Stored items
---*---

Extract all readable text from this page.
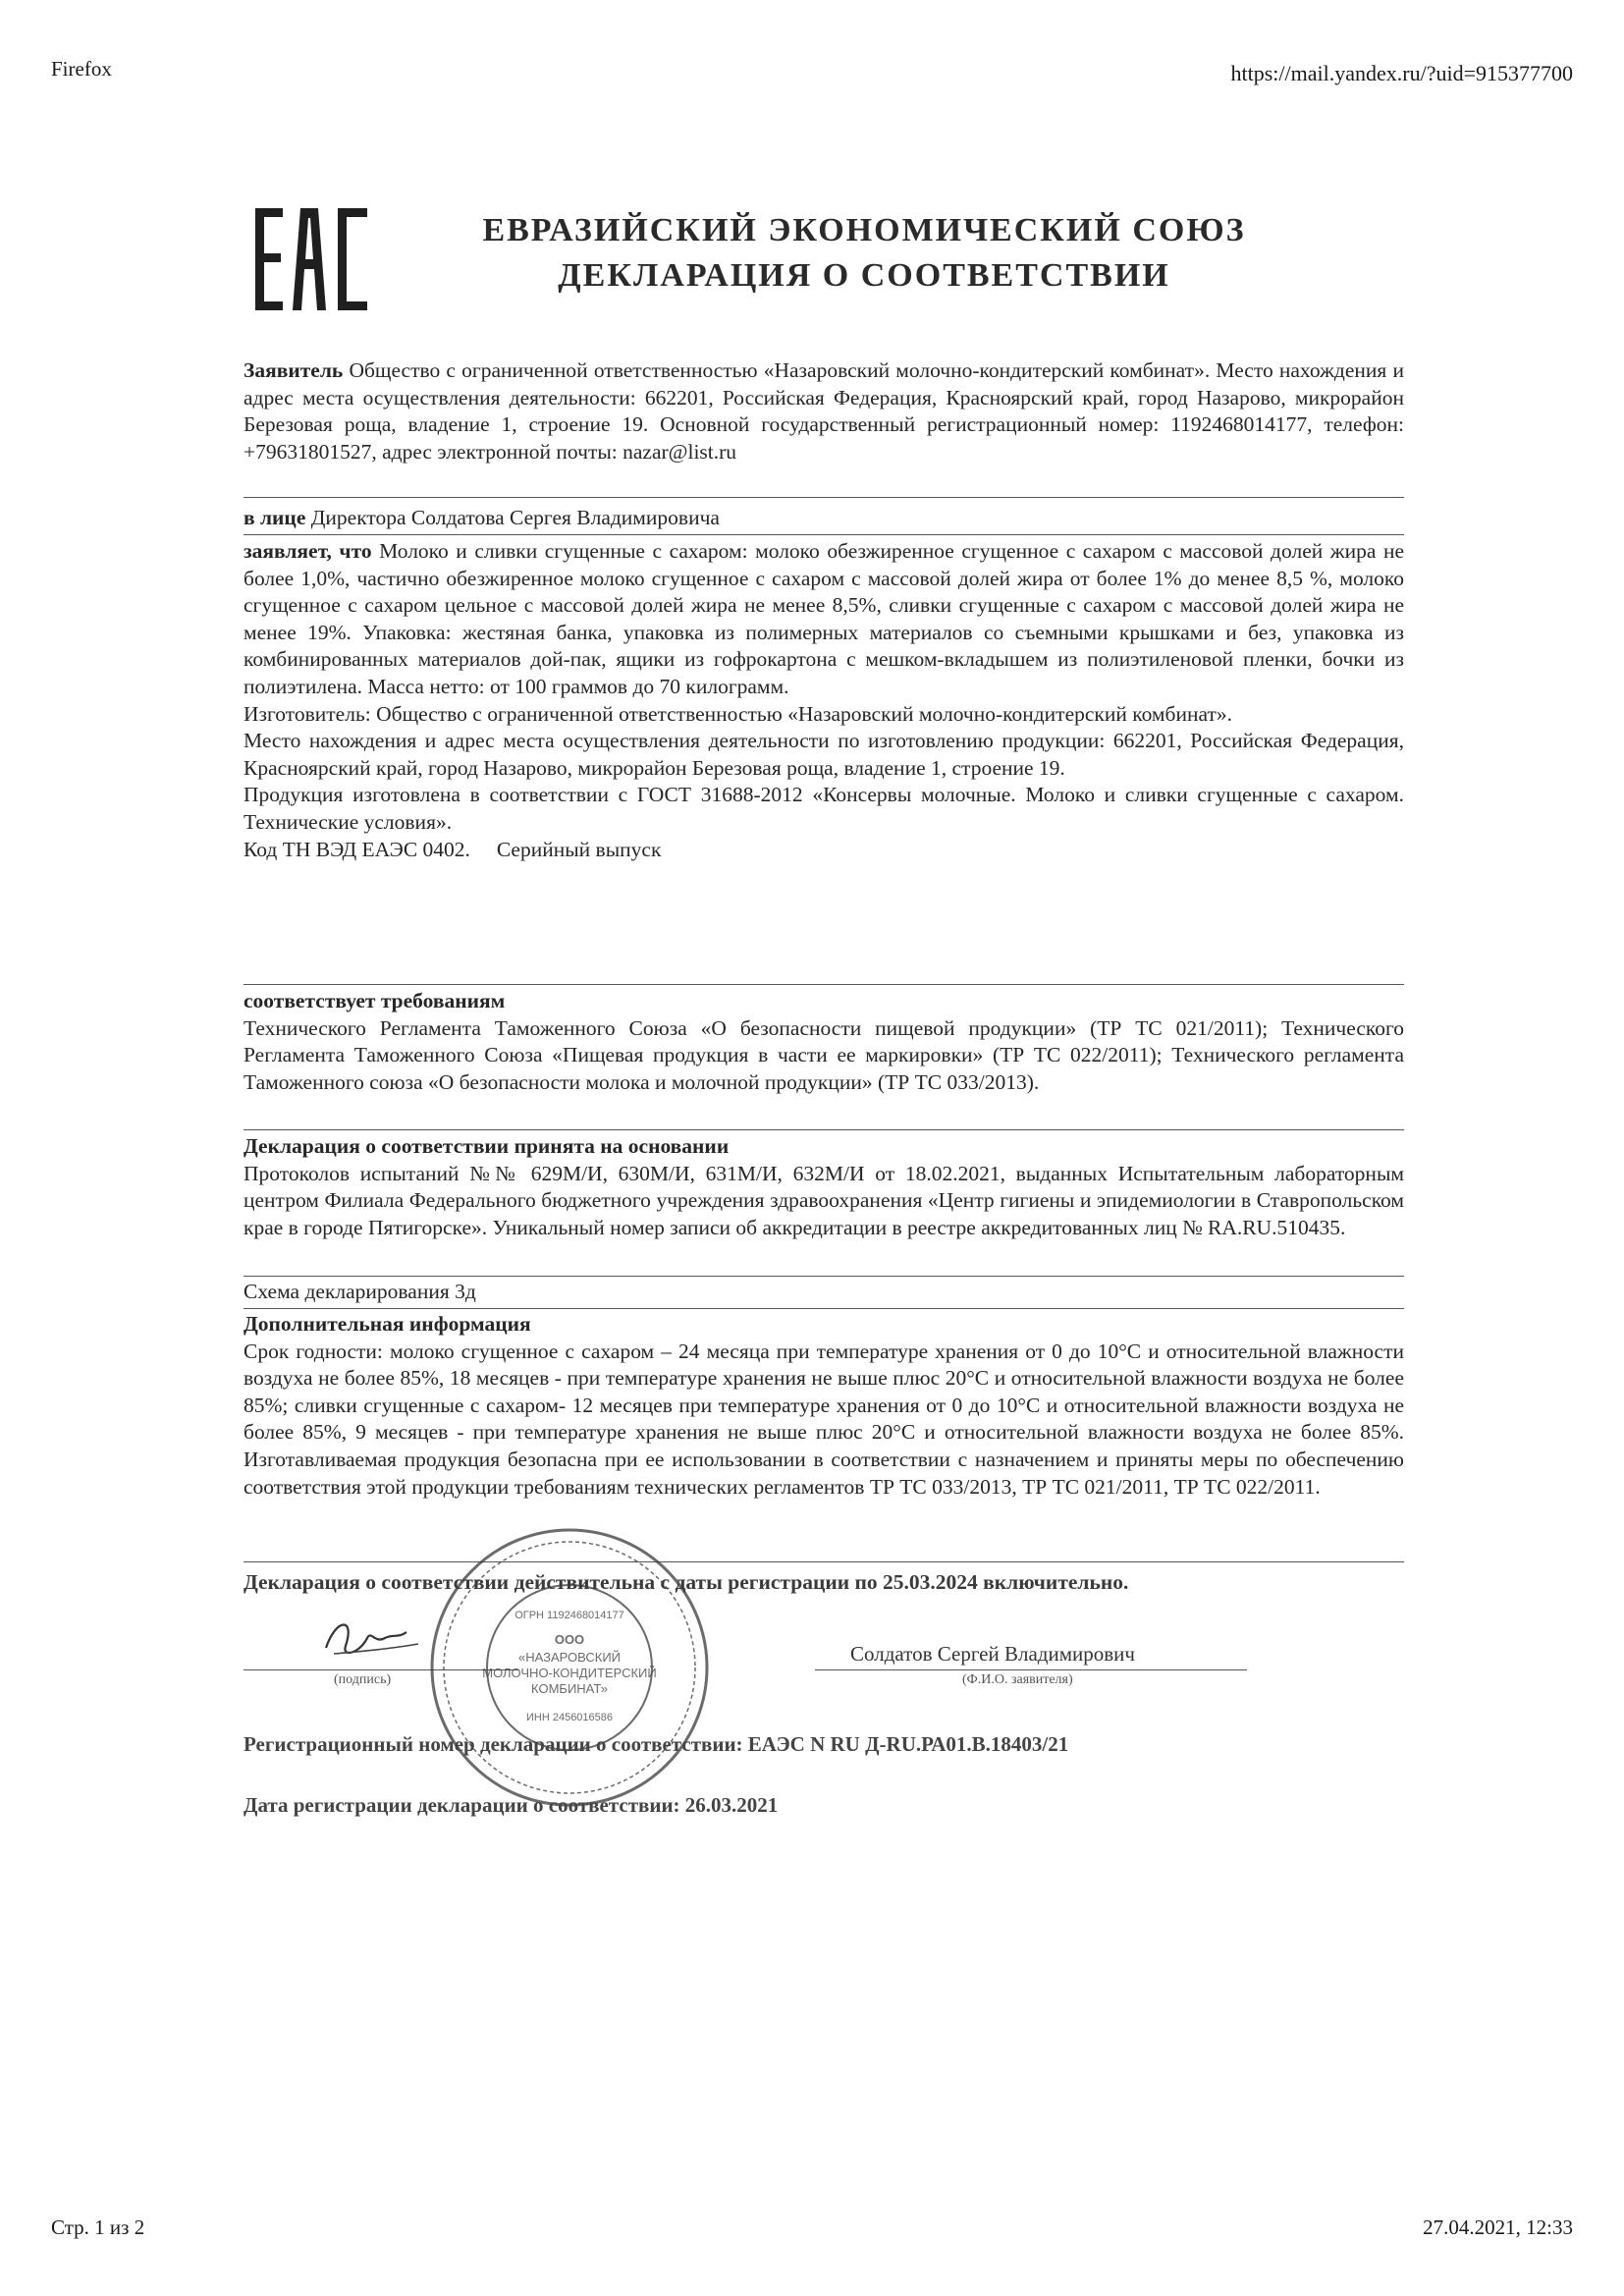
Firefox	https://mail.yandex.ru/?uid=915377700
Стр. 1 из 2	27.04.2021, 12:33
ЕВРАЗИЙСКИЙ ЭКОНОМИЧЕСКИЙ СОЮЗ
ДЕКЛАРАЦИЯ О СООТВЕТСТВИИ

Заявитель Общество с ограниченной ответственностью «Назаровский молочно-кондитерский комбинат». Место нахождения и адрес места осуществления деятельности: 662201, Российская Федерация, Красноярский край, город Назарово, микрорайон Березовая роща, владение 1, строение 19. Основной государственный регистрационный номер: 1192468014177, телефон: +79631801527, адрес электронной почты: nazar@list.ru

в лице Директора Солдатова Сергея Владимировича

заявляет, что Молоко и сливки сгущенные с сахаром: молоко обезжиренное сгущенное с сахаром с массовой долей жира не более 1,0%, частично обезжиренное молоко сгущенное с сахаром с массовой долей жира от более 1% до менее 8,5 %, молоко сгущенное с сахаром цельное с массовой долей жира не менее 8,5%, сливки сгущенные с сахаром с массовой долей жира не менее 19%. Упаковка: жестяная банка, упаковка из полимерных материалов со съемными крышками и без, упаковка из комбинированных материалов дой-пак, ящики из гофрокартона с мешком-вкладышем из полиэтиленовой пленки, бочки из полиэтилена. Масса нетто: от 100 граммов до 70 килограмм.

Изготовитель: Общество с ограниченной ответственностью «Назаровский молочно-кондитерский комбинат».

Место нахождения и адрес места осуществления деятельности по изготовлению продукции: 662201, Российская Федерация, Красноярский край, город Назарово, микрорайон Березовая роща, владение 1, строение 19.

Продукция изготовлена в соответствии с ГОСТ 31688-2012 «Консервы молочные. Молоко и сливки сгущенные с сахаром. Технические условия».

Код ТН ВЭД ЕАЭС 0402. Серийный выпуск

соответствует требованиям

Технического Регламента Таможенного Союза «О безопасности пищевой продукции» (ТР ТС 021/2011); Технического Регламента Таможенного Союза «Пищевая продукция в части ее маркировки» (ТР ТС 022/2011); Технического регламента Таможенного союза «О безопасности молока и молочной продукции» (ТР ТС 033/2013).

Декларация о соответствии принята на основании

Протоколов испытаний №№ 629М/И, 630М/И, 631М/И, 632М/И от 18.02.2021, выданных Испытательным лабораторным центром Филиала Федерального бюджетного учреждения здравоохранения «Центр гигиены и эпидемиологии в Ставропольском крае в городе Пятигорске». Уникальный номер записи об аккредитации в реестре аккредитованных лиц № RA.RU.510435.

Схема декларирования 3д

Дополнительная информация

Срок годности: молоко сгущенное с сахаром – 24 месяца при температуре хранения от 0 до 10°С и относительной влажности воздуха не более 85%, 18 месяцев - при температуре хранения не выше плюс 20°С и относительной влажности воздуха не более 85%; сливки сгущенные с сахаром- 12 месяцев при температуре хранения от 0 до 10°С и относительной влажности воздуха не более 85%, 9 месяцев - при температуре хранения не выше плюс 20°С и относительной влажности воздуха не более 85%. Изготавливаемая продукция безопасна при ее использовании в соответствии с назначением и приняты меры по обеспечению соответствия этой продукции требованиям технических регламентов ТР ТС 033/2013, ТР ТС 021/2011, ТР ТС 022/2011.

Декларация о соответствии действительна с даты регистрации по 25.03.2024 включительно.
(подпись)
Солдатов Сергей Владимирович
(Ф.И.О. заявителя)
ООО
«НАЗАРОВСКИЙ
МОЛОЧНО-КОНДИТЕРСКИЙ
КОМБИНАТ»
ОГРН 1192468014177
ИНН 2456016586
Регистрационный номер декларации о соответствии: ЕАЭС N RU Д-RU.РА01.В.18403/21
Дата регистрации декларации о соответствии: 26.03.2021
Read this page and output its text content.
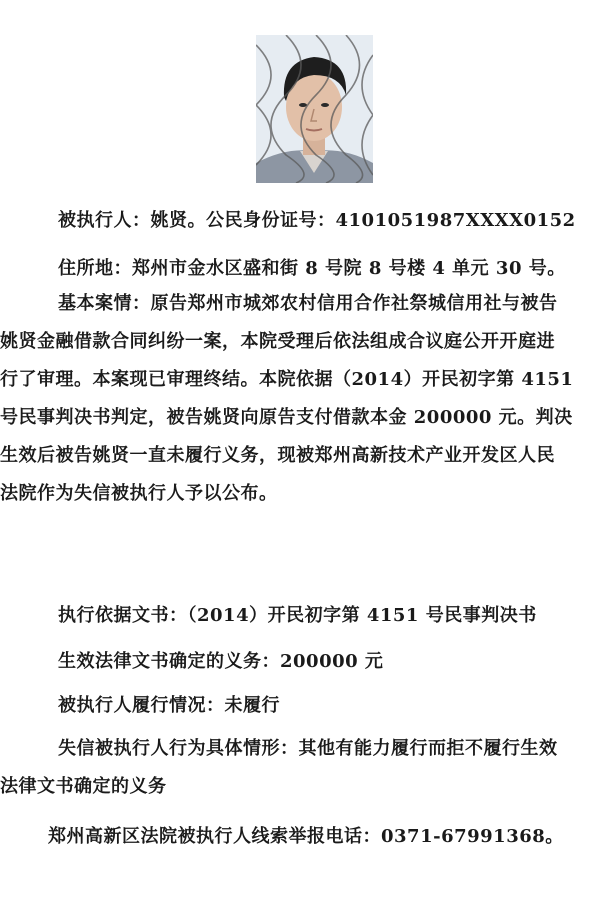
被执行人：姚贤。公民身份证号：4101051987XXXX0152
住所地：郑州市金水区盛和街 8 号院 8 号楼 4 单元 30 号。
基本案情：原告郑州市城郊农村信用合作社祭城信用社与被告
姚贤金融借款合同纠纷一案，本院受理后依法组成合议庭公开开庭进
行了审理。本案现已审理终结。本院依据（2014）开民初字第 4151
号民事判决书判定，被告姚贤向原告支付借款本金 200000 元。判决
生效后被告姚贤一直未履行义务，现被郑州高新技术产业开发区人民
法院作为失信被执行人予以公布。
执行依据文书：（2014）开民初字第 4151 号民事判决书
生效法律文书确定的义务：200000 元
被执行人履行情况：未履行
失信被执行人行为具体情形：其他有能力履行而拒不履行生效
法律文书确定的义务
郑州高新区法院被执行人线索举报电话：0371-67991368。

---*---

Exercise directions
Repeat nothing but the lines from the one containing "Read this page and output its text content." through the end of the entries, exactly, and skip the pictures.

Answer in full
Read this page and output its text content.
被执行人：姚贤。公民身份证号：4101051987XXXX0152
住所地：郑州市金水区盛和街 8 号院 8 号楼 4 单元 30 号。
基本案情：原告郑州市城郊农村信用合作社祭城信用社与被告
姚贤金融借款合同纠纷一案，本院受理后依法组成合议庭公开开庭进
行了审理。本案现已审理终结。本院依据（2014）开民初字第 4151
号民事判决书判定，被告姚贤向原告支付借款本金 200000 元。判决
生效后被告姚贤一直未履行义务，现被郑州高新技术产业开发区人民
法院作为失信被执行人予以公布。
执行依据文书：（2014）开民初字第 4151 号民事判决书
生效法律文书确定的义务：200000 元
被执行人履行情况：未履行
失信被执行人行为具体情形：其他有能力履行而拒不履行生效
法律文书确定的义务
郑州高新区法院被执行人线索举报电话：0371-67991368。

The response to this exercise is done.